[Figure record listings]
....
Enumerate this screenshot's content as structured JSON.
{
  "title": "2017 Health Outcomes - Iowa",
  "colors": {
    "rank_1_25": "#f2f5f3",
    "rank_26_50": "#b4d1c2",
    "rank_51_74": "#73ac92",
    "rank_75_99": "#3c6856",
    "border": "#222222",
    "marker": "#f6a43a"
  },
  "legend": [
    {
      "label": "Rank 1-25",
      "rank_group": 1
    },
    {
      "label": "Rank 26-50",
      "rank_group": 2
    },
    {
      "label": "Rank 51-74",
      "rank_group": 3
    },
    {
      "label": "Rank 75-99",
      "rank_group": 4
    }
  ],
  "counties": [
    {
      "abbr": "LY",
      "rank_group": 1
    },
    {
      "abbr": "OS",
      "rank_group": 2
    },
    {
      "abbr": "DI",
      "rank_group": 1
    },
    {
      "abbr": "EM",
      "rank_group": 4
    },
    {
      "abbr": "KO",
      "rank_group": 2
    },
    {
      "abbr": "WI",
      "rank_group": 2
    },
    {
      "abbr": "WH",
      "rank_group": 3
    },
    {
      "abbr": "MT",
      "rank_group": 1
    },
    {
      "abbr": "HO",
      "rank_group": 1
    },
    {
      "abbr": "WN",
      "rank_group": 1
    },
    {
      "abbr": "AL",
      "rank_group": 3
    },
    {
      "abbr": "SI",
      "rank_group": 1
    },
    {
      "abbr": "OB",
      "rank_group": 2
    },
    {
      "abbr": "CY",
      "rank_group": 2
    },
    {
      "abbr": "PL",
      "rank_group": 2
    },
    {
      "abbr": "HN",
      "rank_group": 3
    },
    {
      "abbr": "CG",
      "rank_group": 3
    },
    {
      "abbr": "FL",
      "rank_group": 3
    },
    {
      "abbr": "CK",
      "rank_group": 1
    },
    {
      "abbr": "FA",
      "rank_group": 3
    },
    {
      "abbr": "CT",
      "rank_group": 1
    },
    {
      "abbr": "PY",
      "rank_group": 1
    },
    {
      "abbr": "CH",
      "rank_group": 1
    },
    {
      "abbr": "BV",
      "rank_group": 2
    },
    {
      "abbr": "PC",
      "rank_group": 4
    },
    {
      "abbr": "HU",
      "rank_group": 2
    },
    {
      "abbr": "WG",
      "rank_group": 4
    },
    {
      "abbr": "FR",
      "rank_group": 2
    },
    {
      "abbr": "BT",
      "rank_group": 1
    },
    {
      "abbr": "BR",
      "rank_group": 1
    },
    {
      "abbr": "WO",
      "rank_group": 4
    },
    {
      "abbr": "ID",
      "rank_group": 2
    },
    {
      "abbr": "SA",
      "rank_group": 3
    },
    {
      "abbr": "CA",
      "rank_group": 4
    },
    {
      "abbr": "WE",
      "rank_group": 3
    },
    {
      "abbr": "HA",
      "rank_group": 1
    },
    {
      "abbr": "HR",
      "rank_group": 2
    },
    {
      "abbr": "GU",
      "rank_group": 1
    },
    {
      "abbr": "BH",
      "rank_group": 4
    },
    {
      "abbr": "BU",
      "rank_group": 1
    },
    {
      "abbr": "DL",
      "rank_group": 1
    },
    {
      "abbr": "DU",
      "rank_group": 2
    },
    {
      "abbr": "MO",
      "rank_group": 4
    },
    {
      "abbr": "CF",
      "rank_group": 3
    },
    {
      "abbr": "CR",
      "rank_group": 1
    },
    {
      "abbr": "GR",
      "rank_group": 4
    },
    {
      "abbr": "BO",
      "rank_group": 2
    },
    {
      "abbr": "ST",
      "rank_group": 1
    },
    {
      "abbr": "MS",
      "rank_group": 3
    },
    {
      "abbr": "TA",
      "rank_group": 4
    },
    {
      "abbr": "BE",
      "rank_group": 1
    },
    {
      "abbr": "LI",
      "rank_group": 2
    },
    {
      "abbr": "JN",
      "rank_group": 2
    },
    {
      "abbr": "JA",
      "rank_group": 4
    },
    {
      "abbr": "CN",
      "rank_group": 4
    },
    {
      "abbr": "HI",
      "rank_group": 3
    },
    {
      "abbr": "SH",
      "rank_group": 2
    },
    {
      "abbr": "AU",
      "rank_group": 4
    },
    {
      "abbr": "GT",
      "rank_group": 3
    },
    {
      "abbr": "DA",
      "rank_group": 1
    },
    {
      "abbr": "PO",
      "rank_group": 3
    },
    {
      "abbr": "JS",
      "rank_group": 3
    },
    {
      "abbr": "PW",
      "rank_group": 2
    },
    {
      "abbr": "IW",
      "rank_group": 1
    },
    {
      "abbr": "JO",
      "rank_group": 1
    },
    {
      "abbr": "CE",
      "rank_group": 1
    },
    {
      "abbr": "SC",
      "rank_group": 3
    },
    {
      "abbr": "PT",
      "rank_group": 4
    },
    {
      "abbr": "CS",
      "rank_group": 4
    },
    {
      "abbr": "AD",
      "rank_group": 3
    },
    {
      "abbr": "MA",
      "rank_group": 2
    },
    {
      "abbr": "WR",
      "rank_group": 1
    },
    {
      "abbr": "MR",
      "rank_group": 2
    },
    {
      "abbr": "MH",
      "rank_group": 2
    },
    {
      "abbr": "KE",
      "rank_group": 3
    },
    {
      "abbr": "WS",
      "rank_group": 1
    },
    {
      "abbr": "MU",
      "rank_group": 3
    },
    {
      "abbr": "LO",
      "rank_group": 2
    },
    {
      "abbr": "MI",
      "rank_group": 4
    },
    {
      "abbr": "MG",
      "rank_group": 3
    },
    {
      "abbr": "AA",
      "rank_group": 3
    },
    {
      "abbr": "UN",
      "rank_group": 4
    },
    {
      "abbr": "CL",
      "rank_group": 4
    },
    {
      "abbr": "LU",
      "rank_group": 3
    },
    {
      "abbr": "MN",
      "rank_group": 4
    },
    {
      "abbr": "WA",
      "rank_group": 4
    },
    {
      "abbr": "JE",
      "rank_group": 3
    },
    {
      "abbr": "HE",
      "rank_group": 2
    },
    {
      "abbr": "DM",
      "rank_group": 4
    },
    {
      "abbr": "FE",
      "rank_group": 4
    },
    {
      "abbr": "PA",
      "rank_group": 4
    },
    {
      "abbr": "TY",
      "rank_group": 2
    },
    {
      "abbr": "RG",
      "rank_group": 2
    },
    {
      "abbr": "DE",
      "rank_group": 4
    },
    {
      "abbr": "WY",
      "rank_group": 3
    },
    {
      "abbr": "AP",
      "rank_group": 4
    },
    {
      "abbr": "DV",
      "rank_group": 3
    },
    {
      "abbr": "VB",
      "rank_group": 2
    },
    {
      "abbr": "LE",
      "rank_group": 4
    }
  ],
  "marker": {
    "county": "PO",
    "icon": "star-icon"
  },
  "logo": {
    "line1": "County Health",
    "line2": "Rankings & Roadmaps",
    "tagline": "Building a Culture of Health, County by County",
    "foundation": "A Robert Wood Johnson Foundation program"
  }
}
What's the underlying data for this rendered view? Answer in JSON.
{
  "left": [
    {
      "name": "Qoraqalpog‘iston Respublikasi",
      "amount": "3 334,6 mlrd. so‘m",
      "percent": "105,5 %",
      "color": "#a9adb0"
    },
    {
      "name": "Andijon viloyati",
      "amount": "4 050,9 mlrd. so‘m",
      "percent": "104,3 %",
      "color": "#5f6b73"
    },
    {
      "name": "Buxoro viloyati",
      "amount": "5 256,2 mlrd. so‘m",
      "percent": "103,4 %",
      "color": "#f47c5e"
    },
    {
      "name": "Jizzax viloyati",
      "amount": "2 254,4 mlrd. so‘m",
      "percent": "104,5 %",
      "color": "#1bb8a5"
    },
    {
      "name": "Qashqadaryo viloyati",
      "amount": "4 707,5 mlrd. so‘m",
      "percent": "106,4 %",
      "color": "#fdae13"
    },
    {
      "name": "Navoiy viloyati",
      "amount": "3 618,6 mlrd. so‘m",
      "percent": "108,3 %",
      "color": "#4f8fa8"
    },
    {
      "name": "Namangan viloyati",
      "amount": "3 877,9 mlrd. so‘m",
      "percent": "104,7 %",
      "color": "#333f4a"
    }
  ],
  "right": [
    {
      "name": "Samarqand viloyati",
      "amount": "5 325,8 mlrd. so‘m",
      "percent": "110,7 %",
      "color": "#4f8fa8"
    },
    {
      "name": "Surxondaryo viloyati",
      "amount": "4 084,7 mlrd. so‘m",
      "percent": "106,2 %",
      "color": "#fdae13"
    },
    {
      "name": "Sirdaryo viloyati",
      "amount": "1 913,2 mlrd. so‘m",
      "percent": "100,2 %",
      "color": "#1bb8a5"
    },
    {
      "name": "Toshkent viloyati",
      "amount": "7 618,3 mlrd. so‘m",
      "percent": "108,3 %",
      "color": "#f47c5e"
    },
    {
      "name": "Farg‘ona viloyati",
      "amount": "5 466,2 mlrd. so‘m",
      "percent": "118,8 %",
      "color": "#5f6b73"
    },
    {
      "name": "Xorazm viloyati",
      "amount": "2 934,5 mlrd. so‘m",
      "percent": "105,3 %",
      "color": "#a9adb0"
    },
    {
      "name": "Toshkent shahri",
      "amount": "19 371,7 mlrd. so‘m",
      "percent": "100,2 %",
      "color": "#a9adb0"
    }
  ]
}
....
INSTRUCTIONS FOR THE TASK |
Copy every line in the records above that contains the word "JSON".

WRITTEN SOLUTION |
Enumerate this screenshot's content as structured JSON.
What's the underlying data for this rendered view? Answer in JSON.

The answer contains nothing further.